◆ **Objective**
Identify, in the records below, every line where the string "Carbon" appears, and copy each such line.

◆ **Material**
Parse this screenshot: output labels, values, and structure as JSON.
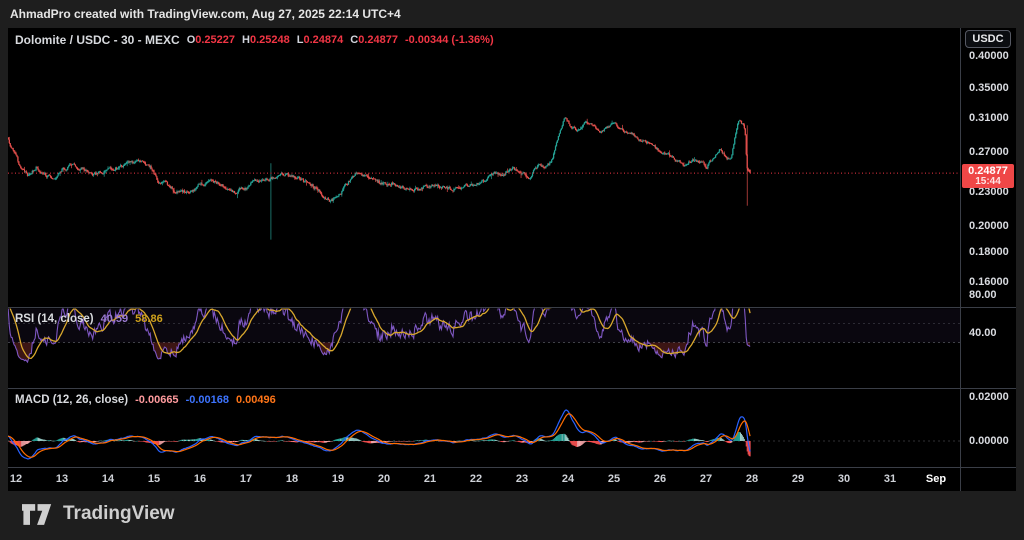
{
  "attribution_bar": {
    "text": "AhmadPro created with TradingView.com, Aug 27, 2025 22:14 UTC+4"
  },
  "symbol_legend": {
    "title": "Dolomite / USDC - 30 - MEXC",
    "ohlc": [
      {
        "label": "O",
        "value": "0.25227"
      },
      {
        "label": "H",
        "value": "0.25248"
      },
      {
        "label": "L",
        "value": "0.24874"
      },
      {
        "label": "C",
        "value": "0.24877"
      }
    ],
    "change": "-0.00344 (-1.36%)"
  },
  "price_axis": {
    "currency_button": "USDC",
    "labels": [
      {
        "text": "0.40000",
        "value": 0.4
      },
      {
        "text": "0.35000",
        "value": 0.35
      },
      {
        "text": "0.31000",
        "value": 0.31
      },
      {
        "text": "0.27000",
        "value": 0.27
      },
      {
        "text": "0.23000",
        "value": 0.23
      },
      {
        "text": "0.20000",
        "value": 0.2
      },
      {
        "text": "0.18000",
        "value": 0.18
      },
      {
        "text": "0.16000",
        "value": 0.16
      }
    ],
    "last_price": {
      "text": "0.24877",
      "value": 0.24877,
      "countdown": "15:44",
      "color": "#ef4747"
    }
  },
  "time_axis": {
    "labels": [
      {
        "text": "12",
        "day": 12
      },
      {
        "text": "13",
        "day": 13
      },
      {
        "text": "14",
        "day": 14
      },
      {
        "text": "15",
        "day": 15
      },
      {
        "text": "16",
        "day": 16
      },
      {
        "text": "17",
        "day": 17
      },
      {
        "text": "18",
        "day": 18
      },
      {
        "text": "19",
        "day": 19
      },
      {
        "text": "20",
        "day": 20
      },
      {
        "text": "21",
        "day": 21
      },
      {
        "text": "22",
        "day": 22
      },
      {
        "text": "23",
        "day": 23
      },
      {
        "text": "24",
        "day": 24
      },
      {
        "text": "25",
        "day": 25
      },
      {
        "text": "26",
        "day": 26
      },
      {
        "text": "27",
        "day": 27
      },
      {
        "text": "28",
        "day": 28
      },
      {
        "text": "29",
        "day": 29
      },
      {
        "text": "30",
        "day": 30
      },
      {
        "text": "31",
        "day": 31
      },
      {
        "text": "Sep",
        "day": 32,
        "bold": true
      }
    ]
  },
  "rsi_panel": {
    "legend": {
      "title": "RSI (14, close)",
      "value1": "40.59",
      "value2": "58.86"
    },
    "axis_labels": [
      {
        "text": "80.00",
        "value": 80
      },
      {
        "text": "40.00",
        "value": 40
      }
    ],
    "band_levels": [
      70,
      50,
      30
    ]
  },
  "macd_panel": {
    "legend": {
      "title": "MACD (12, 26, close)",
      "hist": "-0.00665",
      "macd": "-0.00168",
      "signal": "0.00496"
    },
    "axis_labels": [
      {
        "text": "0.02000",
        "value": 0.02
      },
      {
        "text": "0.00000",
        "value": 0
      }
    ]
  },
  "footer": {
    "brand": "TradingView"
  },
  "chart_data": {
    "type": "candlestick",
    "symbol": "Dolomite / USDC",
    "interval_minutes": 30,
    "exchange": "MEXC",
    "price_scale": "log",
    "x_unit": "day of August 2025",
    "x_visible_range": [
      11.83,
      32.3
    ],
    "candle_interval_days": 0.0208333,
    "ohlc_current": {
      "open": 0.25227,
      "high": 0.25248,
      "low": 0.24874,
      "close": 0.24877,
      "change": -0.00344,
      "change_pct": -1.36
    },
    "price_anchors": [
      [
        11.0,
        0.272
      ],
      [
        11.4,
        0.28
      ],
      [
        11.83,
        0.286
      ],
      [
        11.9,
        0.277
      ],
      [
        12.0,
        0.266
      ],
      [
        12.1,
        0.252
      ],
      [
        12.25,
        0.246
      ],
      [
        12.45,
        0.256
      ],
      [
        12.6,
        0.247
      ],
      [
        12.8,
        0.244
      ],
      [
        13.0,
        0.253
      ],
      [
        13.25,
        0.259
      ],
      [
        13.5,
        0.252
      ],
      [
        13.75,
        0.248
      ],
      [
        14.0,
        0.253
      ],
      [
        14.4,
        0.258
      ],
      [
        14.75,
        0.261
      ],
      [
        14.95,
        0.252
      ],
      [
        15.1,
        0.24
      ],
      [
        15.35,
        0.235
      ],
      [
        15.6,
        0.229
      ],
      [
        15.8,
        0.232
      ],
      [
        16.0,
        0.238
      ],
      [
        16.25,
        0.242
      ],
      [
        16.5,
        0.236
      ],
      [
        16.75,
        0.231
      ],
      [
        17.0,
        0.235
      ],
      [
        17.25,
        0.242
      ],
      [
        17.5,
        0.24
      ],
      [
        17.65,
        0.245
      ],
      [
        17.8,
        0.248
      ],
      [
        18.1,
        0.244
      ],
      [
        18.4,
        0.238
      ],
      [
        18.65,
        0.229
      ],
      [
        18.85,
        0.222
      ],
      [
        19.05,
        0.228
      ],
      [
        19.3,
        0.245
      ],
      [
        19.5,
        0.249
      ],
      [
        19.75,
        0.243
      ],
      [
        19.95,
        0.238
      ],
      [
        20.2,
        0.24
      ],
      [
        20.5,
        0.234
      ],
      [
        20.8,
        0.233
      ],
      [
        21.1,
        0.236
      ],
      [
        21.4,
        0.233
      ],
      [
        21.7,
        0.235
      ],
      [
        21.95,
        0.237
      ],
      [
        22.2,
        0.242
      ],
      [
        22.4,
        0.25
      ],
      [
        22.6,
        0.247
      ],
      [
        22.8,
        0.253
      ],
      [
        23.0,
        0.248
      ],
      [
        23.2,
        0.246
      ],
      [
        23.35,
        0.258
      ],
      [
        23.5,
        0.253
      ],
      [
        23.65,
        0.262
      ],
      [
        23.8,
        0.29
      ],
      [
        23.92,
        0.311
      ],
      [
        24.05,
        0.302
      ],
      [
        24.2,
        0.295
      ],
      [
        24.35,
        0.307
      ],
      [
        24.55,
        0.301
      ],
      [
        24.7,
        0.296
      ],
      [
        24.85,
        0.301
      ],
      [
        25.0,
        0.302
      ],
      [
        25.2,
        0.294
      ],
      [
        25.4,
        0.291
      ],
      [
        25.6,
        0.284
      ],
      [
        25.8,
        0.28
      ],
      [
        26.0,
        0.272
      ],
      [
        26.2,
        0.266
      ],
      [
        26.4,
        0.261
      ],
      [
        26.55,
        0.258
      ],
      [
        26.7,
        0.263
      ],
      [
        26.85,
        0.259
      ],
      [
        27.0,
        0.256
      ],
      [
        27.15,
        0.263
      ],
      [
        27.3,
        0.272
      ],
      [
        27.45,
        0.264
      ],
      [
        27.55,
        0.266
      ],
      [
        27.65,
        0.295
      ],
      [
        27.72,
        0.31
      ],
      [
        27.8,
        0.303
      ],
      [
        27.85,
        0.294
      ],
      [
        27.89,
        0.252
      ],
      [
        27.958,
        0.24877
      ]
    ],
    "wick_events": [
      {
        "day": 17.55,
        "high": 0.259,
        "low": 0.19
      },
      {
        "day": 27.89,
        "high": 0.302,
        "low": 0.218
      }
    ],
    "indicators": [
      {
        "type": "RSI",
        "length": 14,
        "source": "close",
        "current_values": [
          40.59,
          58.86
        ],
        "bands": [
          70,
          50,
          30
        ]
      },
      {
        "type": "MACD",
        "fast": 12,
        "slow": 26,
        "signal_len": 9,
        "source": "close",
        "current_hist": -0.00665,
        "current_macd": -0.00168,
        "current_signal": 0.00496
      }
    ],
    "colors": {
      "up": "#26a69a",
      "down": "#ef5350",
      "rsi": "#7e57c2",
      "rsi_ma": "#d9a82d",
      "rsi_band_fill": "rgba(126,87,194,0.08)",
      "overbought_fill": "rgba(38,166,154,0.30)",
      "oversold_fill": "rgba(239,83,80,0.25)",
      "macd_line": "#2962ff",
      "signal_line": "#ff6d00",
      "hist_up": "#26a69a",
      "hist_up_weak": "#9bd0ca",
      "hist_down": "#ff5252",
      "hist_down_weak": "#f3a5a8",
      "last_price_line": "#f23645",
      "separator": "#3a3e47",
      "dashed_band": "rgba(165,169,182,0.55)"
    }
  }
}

---

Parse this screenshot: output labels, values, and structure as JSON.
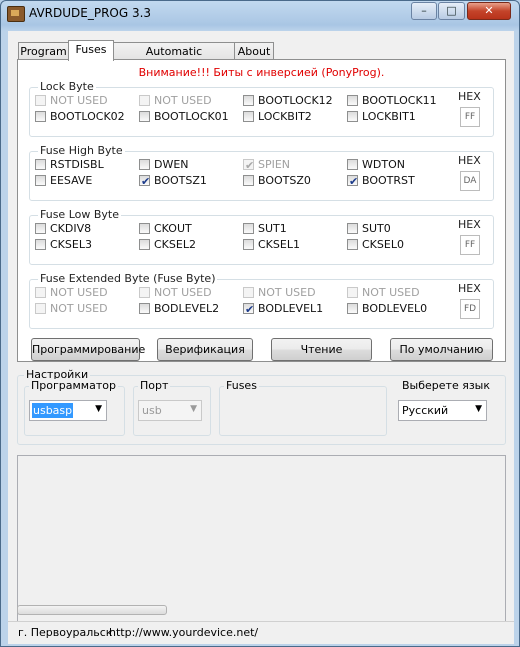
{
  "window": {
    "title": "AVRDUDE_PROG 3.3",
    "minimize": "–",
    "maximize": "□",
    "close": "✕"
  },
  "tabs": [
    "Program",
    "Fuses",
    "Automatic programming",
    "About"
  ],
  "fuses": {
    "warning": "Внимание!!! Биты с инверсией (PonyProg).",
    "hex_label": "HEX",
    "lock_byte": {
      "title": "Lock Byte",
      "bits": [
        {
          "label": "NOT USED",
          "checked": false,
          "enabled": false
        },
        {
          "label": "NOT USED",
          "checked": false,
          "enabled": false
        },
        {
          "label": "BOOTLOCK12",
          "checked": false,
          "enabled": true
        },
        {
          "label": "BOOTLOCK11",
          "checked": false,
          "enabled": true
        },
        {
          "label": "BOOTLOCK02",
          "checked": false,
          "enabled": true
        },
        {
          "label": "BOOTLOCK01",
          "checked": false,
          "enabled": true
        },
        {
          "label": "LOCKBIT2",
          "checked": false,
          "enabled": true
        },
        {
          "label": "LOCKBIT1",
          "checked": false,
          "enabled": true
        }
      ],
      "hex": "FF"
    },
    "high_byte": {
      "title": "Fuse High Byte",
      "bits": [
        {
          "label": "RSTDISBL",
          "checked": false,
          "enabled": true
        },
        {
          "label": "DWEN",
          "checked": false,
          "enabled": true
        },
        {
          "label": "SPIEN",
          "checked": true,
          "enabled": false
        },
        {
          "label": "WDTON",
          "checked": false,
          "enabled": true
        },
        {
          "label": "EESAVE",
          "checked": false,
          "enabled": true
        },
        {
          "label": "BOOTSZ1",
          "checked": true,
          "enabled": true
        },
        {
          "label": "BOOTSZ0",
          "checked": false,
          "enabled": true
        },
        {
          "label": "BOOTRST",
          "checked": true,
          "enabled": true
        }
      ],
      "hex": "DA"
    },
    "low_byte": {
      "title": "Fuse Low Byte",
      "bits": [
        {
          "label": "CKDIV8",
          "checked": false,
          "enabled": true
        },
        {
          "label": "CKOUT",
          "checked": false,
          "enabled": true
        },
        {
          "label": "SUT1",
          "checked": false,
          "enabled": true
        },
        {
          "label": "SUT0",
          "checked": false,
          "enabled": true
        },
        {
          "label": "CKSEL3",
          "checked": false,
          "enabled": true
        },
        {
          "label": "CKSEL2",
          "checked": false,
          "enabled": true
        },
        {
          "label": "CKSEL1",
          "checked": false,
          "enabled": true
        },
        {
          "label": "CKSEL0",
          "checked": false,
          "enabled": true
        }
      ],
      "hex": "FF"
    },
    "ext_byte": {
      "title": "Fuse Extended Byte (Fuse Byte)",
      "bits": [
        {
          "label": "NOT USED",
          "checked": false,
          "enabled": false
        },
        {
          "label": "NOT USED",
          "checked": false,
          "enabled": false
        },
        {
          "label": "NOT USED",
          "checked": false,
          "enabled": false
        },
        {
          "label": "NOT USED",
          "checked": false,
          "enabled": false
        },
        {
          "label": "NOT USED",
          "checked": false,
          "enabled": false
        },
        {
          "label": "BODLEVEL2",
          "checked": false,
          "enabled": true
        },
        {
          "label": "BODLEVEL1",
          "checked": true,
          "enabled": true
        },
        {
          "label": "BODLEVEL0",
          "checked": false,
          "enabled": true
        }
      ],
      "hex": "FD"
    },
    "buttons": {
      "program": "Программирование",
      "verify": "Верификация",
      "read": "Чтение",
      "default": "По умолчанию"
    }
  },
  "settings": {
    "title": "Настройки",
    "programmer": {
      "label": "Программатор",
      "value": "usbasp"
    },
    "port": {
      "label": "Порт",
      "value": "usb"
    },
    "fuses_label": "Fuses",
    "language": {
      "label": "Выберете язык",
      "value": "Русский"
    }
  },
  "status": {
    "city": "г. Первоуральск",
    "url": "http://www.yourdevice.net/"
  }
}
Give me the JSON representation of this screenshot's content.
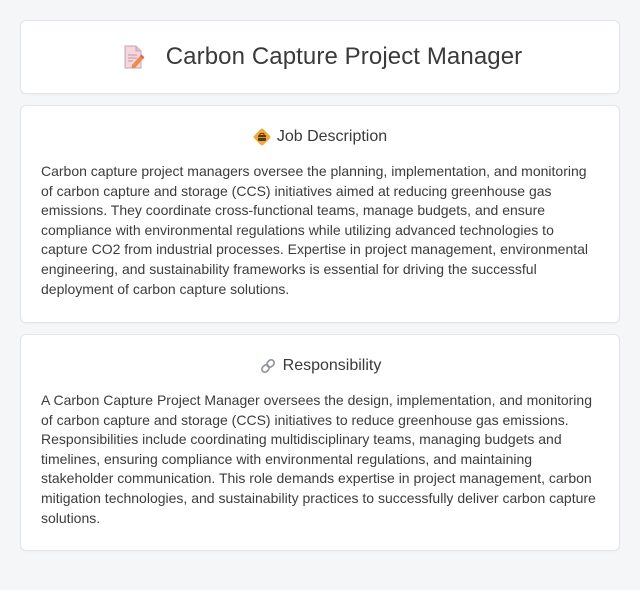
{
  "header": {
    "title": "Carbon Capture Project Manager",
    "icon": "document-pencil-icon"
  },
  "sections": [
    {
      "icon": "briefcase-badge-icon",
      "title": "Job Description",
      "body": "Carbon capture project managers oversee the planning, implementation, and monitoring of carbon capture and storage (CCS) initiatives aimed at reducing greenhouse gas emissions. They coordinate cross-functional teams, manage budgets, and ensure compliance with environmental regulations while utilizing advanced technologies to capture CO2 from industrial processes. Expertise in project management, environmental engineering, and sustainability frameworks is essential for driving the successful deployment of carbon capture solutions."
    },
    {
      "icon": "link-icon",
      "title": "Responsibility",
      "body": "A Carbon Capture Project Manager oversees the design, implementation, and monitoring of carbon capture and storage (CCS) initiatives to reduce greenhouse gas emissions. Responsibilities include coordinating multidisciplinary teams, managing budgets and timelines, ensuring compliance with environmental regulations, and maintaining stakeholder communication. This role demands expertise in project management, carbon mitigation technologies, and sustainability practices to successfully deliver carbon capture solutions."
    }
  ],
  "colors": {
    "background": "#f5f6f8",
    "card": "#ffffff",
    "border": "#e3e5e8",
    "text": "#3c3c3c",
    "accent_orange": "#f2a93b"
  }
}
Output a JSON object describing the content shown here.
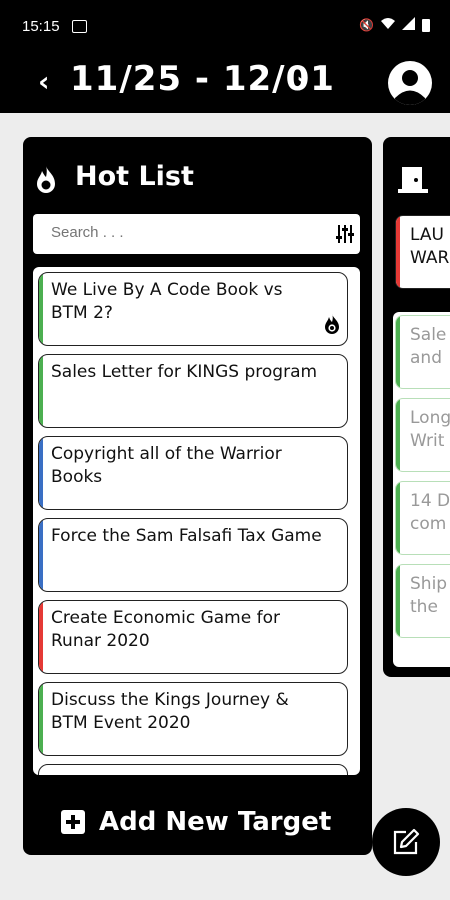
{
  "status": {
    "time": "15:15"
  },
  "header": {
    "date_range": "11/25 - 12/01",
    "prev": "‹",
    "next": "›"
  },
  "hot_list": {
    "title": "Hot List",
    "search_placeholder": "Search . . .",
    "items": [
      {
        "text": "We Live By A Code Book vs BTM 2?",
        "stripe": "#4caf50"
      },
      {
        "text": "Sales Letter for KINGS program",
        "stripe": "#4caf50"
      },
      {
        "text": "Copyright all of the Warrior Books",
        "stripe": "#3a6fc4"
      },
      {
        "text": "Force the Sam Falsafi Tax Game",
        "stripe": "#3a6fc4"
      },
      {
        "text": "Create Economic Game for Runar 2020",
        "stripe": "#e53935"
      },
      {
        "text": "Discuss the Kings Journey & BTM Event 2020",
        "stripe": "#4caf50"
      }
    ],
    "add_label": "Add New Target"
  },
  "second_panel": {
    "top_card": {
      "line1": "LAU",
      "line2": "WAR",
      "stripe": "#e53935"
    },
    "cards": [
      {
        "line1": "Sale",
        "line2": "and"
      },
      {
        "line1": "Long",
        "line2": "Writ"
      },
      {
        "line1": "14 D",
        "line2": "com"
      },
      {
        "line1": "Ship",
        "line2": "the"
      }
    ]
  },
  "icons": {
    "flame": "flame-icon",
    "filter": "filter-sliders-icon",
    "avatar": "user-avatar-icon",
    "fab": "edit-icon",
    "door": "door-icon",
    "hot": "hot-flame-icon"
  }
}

* * *

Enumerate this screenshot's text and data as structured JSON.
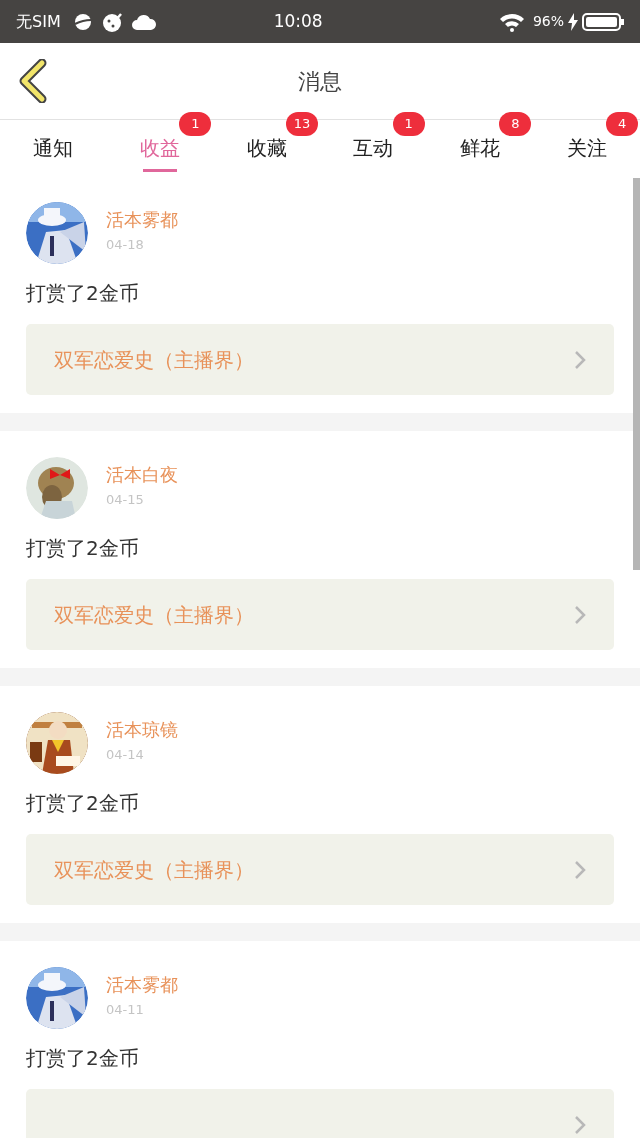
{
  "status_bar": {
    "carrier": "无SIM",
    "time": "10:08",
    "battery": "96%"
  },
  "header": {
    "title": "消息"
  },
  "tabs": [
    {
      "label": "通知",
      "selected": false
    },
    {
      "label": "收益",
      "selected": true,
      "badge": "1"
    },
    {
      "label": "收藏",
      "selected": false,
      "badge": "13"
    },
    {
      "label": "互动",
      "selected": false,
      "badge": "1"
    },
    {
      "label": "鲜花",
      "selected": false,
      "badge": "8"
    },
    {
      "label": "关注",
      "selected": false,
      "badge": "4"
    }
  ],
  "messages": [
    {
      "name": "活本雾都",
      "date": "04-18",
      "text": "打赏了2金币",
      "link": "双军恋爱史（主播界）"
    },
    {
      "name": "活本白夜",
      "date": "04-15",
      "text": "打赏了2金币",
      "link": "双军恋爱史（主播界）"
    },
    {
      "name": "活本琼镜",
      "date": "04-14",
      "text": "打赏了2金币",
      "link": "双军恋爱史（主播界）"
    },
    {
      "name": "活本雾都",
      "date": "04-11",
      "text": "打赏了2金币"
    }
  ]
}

◆ **Full answer**
    "title": "Carbon Capture Project Manager",
      "body": "Carbon capture project managers oversee the planning, implementation, and monitoring of carbon capture and storage (CCS) initiatives aimed at reducing greenhouse gas emissions. They coordinate cross-functional teams, manage budgets, and ensure compliance with environmental regulations while utilizing advanced technologies to capture CO2 from industrial processes. Expertise in project management, environmental engineering, and sustainability frameworks is essential for driving the successful deployment of carbon capture solutions."
      "body": "A Carbon Capture Project Manager oversees the design, implementation, and monitoring of carbon capture and storage (CCS) initiatives to reduce greenhouse gas emissions. Responsibilities include coordinating multidisciplinary teams, managing budgets and timelines, ensuring compliance with environmental regulations, and maintaining stakeholder communication. This role demands expertise in project management, carbon mitigation technologies, and sustainability practices to successfully deliver carbon capture solutions."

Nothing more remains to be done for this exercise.